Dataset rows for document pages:
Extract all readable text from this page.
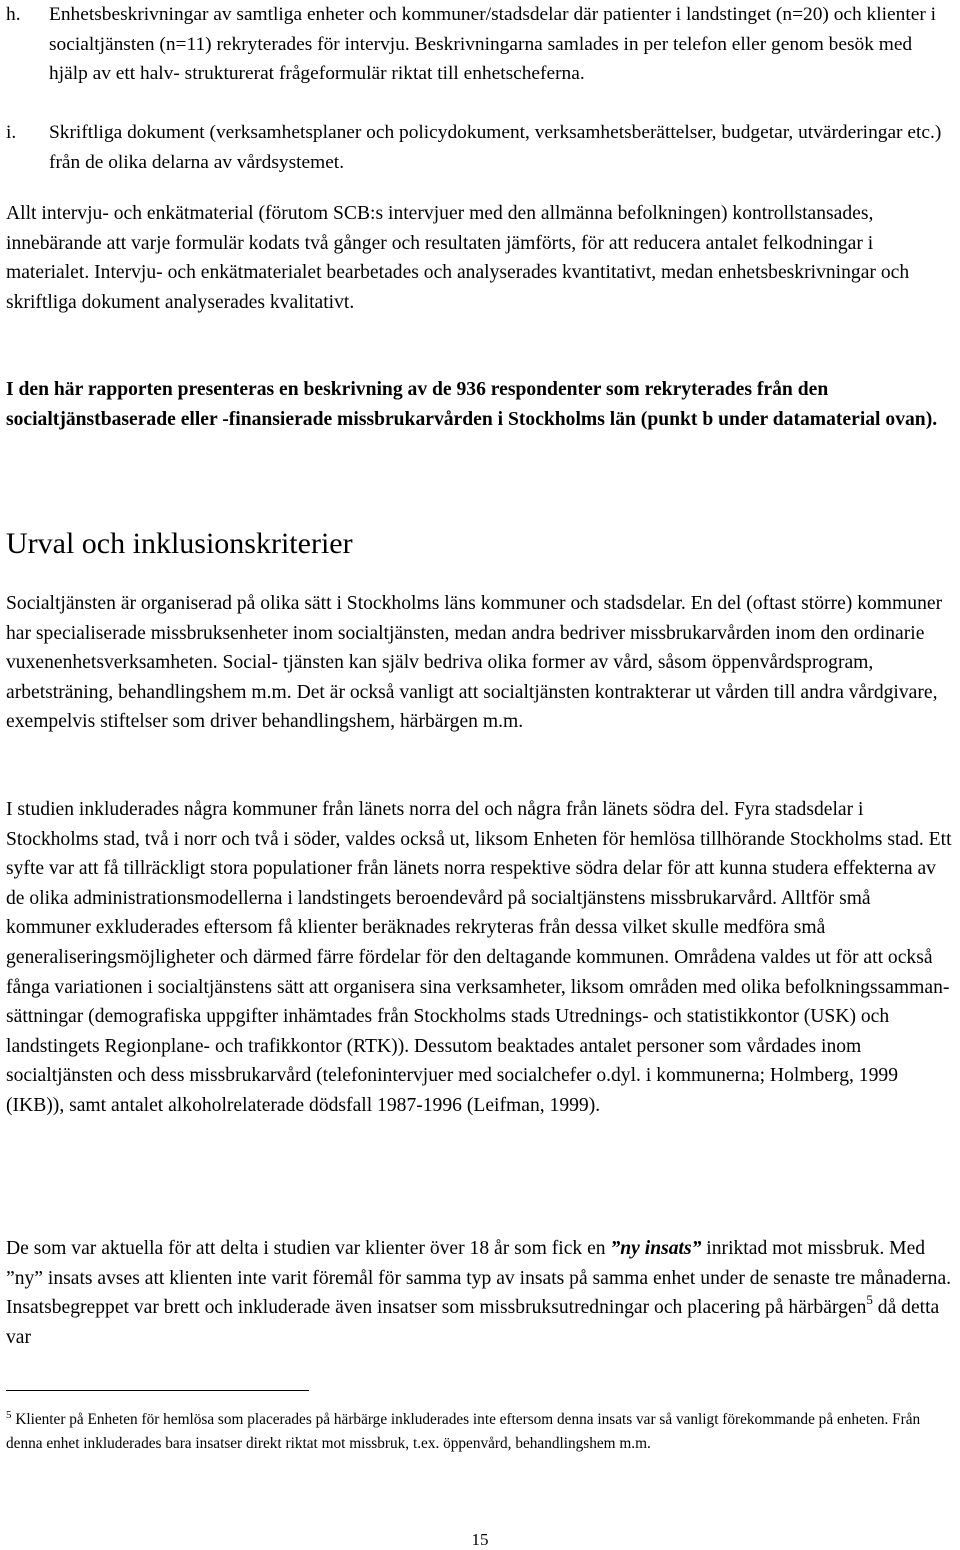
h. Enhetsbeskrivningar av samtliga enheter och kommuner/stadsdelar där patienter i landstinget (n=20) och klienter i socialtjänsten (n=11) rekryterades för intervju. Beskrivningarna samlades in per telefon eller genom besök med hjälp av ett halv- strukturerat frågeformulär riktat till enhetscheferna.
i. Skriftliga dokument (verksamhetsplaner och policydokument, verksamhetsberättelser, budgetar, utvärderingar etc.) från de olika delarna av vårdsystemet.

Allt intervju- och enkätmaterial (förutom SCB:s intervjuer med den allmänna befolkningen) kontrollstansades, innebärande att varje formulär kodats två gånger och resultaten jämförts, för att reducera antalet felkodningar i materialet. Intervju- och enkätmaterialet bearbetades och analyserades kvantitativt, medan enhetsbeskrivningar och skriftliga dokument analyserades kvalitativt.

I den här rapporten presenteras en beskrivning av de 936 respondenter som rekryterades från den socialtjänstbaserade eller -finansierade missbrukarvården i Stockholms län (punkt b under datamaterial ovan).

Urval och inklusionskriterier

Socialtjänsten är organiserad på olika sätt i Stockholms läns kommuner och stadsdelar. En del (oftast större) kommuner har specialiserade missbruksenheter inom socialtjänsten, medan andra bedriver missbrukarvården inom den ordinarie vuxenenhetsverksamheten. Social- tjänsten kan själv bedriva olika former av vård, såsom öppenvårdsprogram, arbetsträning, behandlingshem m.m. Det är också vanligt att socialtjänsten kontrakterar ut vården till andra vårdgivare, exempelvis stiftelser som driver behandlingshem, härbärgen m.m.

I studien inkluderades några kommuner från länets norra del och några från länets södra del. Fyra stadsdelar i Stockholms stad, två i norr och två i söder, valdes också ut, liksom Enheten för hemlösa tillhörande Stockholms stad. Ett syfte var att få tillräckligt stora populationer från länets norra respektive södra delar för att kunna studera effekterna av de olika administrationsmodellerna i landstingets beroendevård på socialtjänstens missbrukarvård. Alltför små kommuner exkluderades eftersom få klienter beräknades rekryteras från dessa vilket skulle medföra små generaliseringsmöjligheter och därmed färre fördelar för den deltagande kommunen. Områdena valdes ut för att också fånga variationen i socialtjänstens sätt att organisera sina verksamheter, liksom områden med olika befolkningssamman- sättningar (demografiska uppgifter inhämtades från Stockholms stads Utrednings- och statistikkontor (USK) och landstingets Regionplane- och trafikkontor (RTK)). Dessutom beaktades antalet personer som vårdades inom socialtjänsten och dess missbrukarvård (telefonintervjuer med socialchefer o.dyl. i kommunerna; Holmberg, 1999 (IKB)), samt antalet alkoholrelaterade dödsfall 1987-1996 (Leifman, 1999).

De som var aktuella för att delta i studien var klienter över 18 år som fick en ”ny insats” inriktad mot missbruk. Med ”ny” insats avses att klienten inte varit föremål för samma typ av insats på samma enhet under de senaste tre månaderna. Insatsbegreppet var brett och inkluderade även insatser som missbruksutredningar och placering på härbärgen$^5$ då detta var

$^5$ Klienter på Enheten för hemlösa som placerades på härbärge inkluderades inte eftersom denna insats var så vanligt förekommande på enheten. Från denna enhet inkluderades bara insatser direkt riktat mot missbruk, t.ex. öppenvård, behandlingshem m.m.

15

...

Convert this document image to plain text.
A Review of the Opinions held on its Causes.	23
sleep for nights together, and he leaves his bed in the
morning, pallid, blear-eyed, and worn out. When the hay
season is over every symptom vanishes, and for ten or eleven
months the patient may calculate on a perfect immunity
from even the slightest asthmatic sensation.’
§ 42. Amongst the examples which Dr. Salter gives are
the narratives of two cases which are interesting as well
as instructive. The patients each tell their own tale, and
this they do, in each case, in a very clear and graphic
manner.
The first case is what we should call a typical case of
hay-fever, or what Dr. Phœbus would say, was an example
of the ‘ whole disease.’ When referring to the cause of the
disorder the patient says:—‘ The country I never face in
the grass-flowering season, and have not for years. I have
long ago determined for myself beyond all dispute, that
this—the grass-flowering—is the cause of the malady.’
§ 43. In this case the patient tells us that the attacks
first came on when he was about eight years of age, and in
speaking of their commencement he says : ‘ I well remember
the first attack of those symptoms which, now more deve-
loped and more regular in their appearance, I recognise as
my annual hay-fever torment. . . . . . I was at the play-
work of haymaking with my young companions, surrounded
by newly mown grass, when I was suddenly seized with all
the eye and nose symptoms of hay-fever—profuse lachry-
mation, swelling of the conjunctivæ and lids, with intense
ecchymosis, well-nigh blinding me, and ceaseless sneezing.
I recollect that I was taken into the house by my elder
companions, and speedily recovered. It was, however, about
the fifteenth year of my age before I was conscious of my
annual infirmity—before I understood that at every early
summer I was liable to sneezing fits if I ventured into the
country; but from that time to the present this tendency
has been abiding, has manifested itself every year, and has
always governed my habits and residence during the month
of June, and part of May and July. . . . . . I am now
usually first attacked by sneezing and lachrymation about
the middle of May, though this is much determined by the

● **Problem to work on**
Tally the lines in the entries above that hold the word "each". Reply with nothing but that count.

● **Answer space**
2